● **WHAT TO WORK ON**: Gather all lines in the records below that include the word "sina".

begin RECORDS PROVIDED

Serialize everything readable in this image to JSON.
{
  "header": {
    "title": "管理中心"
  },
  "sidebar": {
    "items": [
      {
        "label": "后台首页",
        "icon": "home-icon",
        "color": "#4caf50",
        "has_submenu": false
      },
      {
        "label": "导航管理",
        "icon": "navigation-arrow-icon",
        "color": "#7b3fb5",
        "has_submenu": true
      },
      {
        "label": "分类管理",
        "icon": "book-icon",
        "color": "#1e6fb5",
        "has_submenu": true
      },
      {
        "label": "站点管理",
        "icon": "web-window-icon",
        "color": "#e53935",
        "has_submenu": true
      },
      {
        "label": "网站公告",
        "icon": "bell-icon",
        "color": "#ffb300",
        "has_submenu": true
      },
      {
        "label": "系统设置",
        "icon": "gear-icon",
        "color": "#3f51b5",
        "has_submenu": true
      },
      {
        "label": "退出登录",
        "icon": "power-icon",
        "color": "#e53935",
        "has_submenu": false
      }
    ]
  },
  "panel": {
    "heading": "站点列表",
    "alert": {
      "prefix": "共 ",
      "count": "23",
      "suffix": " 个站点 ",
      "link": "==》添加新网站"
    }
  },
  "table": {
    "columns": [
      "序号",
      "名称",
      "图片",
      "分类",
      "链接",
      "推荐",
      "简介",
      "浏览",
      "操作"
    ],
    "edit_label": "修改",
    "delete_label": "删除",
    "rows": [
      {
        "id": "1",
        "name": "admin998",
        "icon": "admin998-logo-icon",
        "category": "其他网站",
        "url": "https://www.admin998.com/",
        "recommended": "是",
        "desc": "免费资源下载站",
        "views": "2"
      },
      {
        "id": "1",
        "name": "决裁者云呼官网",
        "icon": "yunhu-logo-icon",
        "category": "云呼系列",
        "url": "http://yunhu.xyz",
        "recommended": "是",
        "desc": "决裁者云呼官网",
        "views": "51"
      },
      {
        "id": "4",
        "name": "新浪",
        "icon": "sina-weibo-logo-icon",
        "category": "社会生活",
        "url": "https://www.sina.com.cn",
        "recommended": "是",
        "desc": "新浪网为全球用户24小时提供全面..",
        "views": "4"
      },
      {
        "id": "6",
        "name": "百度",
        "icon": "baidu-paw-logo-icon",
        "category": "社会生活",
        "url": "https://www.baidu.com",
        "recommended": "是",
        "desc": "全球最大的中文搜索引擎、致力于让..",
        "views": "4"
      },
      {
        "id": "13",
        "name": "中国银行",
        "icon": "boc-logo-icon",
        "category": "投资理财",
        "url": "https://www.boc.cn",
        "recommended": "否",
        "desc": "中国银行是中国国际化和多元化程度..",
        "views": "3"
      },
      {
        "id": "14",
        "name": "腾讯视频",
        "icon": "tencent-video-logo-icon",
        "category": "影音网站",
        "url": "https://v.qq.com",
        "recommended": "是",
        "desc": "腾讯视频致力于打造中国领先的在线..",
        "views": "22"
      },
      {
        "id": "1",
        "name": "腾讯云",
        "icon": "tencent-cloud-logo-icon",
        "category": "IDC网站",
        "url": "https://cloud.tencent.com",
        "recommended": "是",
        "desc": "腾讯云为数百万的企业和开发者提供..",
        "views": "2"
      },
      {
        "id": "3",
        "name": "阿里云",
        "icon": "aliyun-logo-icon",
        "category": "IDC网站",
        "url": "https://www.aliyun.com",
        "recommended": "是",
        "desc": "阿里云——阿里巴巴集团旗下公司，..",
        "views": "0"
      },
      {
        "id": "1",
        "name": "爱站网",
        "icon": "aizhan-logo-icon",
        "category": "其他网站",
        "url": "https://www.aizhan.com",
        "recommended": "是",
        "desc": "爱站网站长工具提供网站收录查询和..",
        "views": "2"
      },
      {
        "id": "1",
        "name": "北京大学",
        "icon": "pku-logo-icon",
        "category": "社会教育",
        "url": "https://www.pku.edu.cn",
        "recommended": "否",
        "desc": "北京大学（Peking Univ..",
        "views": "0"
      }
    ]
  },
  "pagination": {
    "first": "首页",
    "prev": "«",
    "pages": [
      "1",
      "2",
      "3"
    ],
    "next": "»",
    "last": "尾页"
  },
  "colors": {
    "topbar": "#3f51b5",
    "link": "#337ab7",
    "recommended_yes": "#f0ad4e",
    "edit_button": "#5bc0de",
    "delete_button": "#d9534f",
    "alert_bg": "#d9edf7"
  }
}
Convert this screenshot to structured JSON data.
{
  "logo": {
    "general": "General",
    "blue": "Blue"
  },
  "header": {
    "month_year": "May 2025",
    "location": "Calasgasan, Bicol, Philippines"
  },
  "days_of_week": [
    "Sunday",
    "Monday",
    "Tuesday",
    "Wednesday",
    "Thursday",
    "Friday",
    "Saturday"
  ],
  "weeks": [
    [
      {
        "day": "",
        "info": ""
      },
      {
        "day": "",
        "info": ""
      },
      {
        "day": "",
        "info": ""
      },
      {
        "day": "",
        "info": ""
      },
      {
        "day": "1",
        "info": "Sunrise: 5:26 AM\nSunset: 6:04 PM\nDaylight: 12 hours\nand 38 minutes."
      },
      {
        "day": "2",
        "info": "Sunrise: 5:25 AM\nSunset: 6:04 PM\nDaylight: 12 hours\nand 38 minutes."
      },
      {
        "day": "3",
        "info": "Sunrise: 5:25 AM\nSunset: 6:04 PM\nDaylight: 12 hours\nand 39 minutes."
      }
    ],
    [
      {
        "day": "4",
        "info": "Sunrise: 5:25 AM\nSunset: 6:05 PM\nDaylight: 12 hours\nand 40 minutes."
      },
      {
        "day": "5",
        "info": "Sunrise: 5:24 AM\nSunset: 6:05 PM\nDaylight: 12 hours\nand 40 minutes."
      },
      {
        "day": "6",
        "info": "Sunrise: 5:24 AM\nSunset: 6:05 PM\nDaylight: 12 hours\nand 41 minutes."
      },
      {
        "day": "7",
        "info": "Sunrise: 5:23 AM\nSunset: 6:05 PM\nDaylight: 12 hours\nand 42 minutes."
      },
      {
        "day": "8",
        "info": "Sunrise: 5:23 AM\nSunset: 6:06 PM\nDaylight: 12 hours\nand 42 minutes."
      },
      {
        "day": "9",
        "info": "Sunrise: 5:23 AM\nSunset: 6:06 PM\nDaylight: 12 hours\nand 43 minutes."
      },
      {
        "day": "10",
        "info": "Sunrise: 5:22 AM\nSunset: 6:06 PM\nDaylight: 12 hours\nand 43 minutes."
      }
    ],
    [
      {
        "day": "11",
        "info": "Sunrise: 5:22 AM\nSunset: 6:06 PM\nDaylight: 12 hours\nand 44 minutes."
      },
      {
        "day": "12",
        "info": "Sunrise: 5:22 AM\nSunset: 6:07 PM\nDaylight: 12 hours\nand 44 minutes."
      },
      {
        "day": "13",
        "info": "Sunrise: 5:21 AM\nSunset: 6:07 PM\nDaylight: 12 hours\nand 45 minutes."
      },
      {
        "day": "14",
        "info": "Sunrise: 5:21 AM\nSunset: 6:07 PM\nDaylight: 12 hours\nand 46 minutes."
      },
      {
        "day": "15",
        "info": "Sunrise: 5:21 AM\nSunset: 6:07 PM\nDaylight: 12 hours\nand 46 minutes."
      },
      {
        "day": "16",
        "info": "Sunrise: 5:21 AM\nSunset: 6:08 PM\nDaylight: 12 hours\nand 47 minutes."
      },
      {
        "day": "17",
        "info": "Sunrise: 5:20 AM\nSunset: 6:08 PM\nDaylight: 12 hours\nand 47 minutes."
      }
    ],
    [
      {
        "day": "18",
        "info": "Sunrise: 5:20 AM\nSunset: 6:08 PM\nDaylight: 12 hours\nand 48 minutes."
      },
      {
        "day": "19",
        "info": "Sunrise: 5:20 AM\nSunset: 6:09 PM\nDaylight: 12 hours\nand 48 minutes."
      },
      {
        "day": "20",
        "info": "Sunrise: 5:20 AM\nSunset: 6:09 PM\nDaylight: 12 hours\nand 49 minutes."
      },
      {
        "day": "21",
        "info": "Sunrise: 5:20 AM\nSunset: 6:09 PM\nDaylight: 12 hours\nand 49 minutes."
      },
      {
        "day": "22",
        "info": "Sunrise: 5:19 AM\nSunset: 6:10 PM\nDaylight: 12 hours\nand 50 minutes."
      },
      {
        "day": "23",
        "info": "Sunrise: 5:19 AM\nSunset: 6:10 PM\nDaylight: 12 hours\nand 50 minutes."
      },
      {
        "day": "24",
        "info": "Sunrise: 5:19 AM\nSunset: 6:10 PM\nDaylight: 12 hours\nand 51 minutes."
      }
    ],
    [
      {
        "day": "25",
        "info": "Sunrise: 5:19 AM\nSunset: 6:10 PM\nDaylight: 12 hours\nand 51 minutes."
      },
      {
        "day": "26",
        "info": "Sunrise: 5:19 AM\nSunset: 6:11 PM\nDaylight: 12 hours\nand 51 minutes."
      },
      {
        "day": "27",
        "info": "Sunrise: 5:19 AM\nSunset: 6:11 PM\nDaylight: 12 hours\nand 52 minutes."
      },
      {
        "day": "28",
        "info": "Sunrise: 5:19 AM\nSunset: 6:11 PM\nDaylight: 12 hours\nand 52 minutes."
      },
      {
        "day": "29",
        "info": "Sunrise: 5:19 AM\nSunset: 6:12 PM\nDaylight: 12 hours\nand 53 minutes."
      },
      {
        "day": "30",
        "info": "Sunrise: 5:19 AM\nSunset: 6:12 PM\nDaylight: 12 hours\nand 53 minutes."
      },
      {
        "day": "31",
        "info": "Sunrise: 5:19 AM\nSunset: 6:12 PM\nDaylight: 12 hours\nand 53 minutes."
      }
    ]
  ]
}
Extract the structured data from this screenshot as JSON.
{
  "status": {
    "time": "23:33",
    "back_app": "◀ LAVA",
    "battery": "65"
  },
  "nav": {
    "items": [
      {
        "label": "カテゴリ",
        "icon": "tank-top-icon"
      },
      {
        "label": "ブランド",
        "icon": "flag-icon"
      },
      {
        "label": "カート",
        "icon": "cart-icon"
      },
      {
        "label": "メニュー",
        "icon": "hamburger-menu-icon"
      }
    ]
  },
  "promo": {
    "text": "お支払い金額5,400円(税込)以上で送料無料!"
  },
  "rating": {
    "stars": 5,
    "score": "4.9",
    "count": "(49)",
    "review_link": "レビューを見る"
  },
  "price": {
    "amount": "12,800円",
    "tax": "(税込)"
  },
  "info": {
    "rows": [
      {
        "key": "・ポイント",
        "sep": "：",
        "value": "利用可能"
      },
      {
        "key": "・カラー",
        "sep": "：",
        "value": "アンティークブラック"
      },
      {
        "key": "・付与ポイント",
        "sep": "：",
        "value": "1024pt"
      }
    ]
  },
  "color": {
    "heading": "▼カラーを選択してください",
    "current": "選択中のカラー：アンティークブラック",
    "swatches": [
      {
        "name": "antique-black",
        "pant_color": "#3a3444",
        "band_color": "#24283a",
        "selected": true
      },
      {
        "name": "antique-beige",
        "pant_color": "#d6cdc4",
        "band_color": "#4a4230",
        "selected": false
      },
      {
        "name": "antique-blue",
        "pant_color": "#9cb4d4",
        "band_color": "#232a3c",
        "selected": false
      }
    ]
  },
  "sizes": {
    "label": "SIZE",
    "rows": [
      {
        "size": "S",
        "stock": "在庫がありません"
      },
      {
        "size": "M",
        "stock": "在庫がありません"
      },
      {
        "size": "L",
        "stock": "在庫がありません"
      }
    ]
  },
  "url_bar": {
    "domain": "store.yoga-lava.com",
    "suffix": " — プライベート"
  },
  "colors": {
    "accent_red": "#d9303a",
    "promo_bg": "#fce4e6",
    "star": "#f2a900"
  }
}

end RECORDS PROVIDED

● **SOLVED PROBLEM**:
        "icon": "sina-weibo-logo-icon",
        "url": "https://www.sina.com.cn",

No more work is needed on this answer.